▸ EXTRACTED ENTRIES:
•••

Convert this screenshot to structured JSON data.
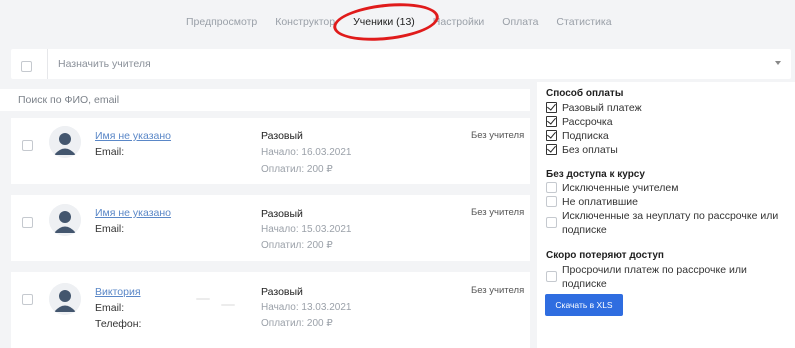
{
  "tabs": [
    {
      "label": "Предпросмотр",
      "active": false
    },
    {
      "label": "Конструктор",
      "active": false
    },
    {
      "label": "Ученики (13)",
      "active": true
    },
    {
      "label": "Настройки",
      "active": false
    },
    {
      "label": "Оплата",
      "active": false
    },
    {
      "label": "Статистика",
      "active": false
    }
  ],
  "assign": {
    "placeholder": "Назначить учителя"
  },
  "search": {
    "placeholder": "Поиск по ФИО, email"
  },
  "students": [
    {
      "name": "Имя не указано",
      "email_label": "Email:",
      "payment_type": "Разовый",
      "start": "Начало: 16.03.2021",
      "paid": "Оплатил: 200 ₽",
      "teacher": "Без учителя"
    },
    {
      "name": "Имя не указано",
      "email_label": "Email:",
      "payment_type": "Разовый",
      "start": "Начало: 15.03.2021",
      "paid": "Оплатил: 200 ₽",
      "teacher": "Без учителя"
    },
    {
      "name": "Виктория",
      "email_label": "Email:",
      "phone_label": "Телефон:",
      "payment_type": "Разовый",
      "start": "Начало: 13.03.2021",
      "paid": "Оплатил: 200 ₽",
      "teacher": "Без учителя"
    }
  ],
  "filters": {
    "payment": {
      "title": "Способ оплаты",
      "options": [
        {
          "label": "Разовый платеж",
          "checked": true
        },
        {
          "label": "Рассрочка",
          "checked": true
        },
        {
          "label": "Подписка",
          "checked": true
        },
        {
          "label": "Без оплаты",
          "checked": true
        }
      ]
    },
    "no_access": {
      "title": "Без доступа к курсу",
      "options": [
        {
          "label": "Исключенные учителем",
          "checked": false
        },
        {
          "label": "Не оплатившие",
          "checked": false
        },
        {
          "label": "Исключенные за неуплату по рассрочке или подписке",
          "checked": false
        }
      ]
    },
    "losing": {
      "title": "Скоро потеряют доступ",
      "options": [
        {
          "label": "Просрочили платеж по рассрочке или подписке",
          "checked": false
        }
      ]
    },
    "export_button": "Скачать в XLS"
  },
  "colors": {
    "accent": "#2f6de0",
    "link": "#5a87c7",
    "annotation": "#e01b1b"
  }
}
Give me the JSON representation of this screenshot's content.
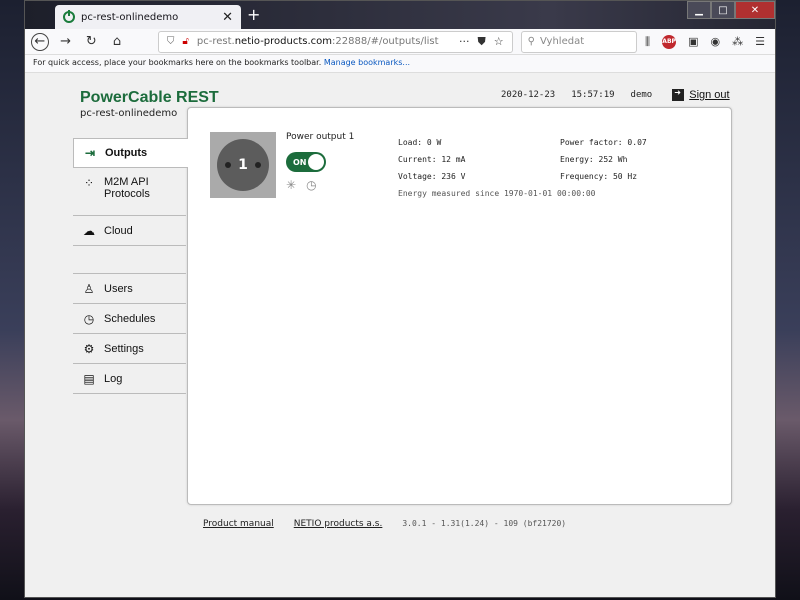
{
  "browser": {
    "tab_title": "pc-rest-onlinedemo",
    "tab_close": "✕",
    "new_tab": "+",
    "url_prefix": "pc-rest.",
    "url_domain": "netio-products.com",
    "url_rest": ":22888/#/outputs/list",
    "url_more": "···",
    "search_placeholder": "Vyhledat",
    "bookmarks_text": "For quick access, place your bookmarks here on the bookmarks toolbar.",
    "bookmarks_link": "Manage bookmarks...",
    "abp": "ABP"
  },
  "header": {
    "brand": "PowerCable REST",
    "device_name": "pc-rest-onlinedemo",
    "date": "2020-12-23",
    "time": "15:57:19",
    "user": "demo",
    "sign_out": "Sign out"
  },
  "sidebar": {
    "items": [
      {
        "label": "Outputs",
        "icon": "arrow-right-icon"
      },
      {
        "label": "M2M API",
        "label2": "Protocols",
        "icon": "nodes-icon"
      },
      {
        "label": "Cloud",
        "icon": "cloud-icon"
      },
      {
        "label": "Users",
        "icon": "user-icon"
      },
      {
        "label": "Schedules",
        "icon": "clock-icon"
      },
      {
        "label": "Settings",
        "icon": "gear-icon"
      },
      {
        "label": "Log",
        "icon": "log-icon"
      }
    ]
  },
  "output": {
    "number": "1",
    "name": "Power output 1",
    "state": "ON",
    "load": "Load: 0 W",
    "current": "Current: 12 mA",
    "voltage": "Voltage: 236 V",
    "power_factor": "Power factor: 0.07",
    "energy": "Energy: 252 Wh",
    "frequency": "Frequency: 50 Hz",
    "energy_since": "Energy measured since 1970-01-01 00:00:00"
  },
  "footer": {
    "manual": "Product manual",
    "company": "NETIO products a.s.",
    "version": "3.0.1 - 1.31(1.24) - 109 (bf21720)"
  },
  "colors": {
    "brand": "#1c6c3c",
    "toggle_on": "#1c6c3c"
  }
}
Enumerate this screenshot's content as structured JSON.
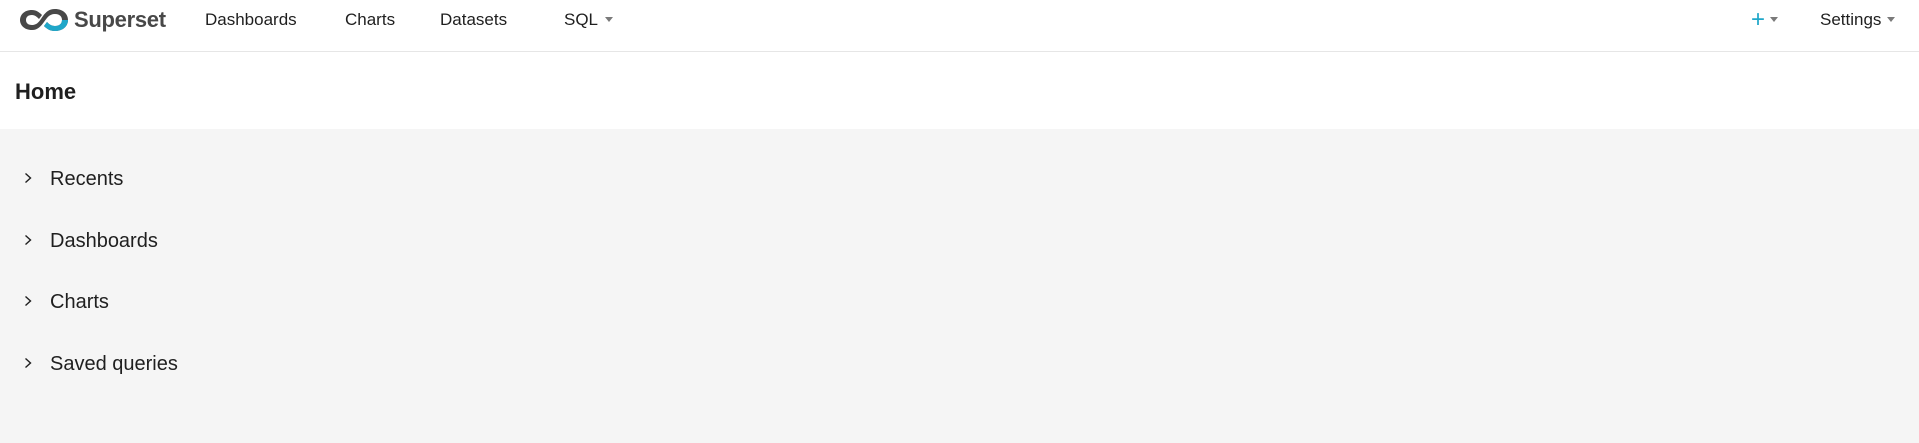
{
  "brand": {
    "name": "Superset"
  },
  "nav": {
    "items": [
      {
        "label": "Dashboards"
      },
      {
        "label": "Charts"
      },
      {
        "label": "Datasets"
      },
      {
        "label": "SQL"
      }
    ],
    "settings_label": "Settings",
    "plus_label": "+"
  },
  "header": {
    "title": "Home"
  },
  "sections": [
    {
      "label": "Recents"
    },
    {
      "label": "Dashboards"
    },
    {
      "label": "Charts"
    },
    {
      "label": "Saved queries"
    }
  ],
  "colors": {
    "accent": "#20a7c9",
    "brand_dark": "#484848",
    "content_bg": "#f5f5f5"
  },
  "icons": {
    "logo": "superset-infinity-logo-icon",
    "section_toggle": "chevron-right-icon",
    "dropdown": "caret-down-icon"
  }
}
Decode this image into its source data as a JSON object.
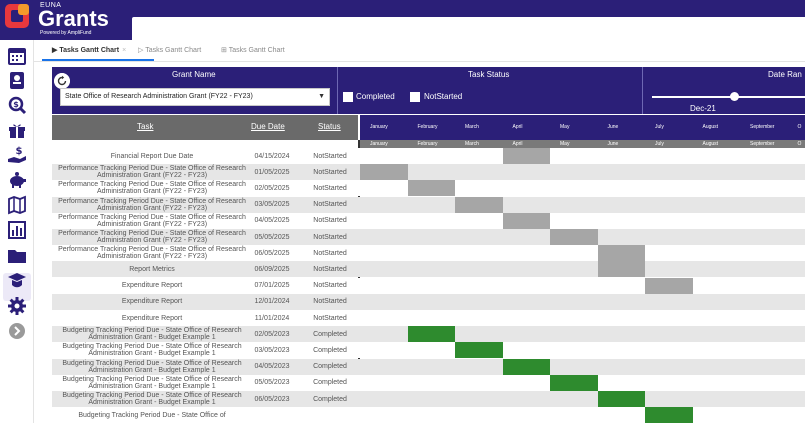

•••

▸ SHORT PROBLEM: Locate the word "Исключенные" in the data above. Copy every line carrying it.

▸ RESULT OF THE TASK:
          "label": "Исключенные учителем",
          "label": "Исключенные за неуплату по рассрочке или подписке",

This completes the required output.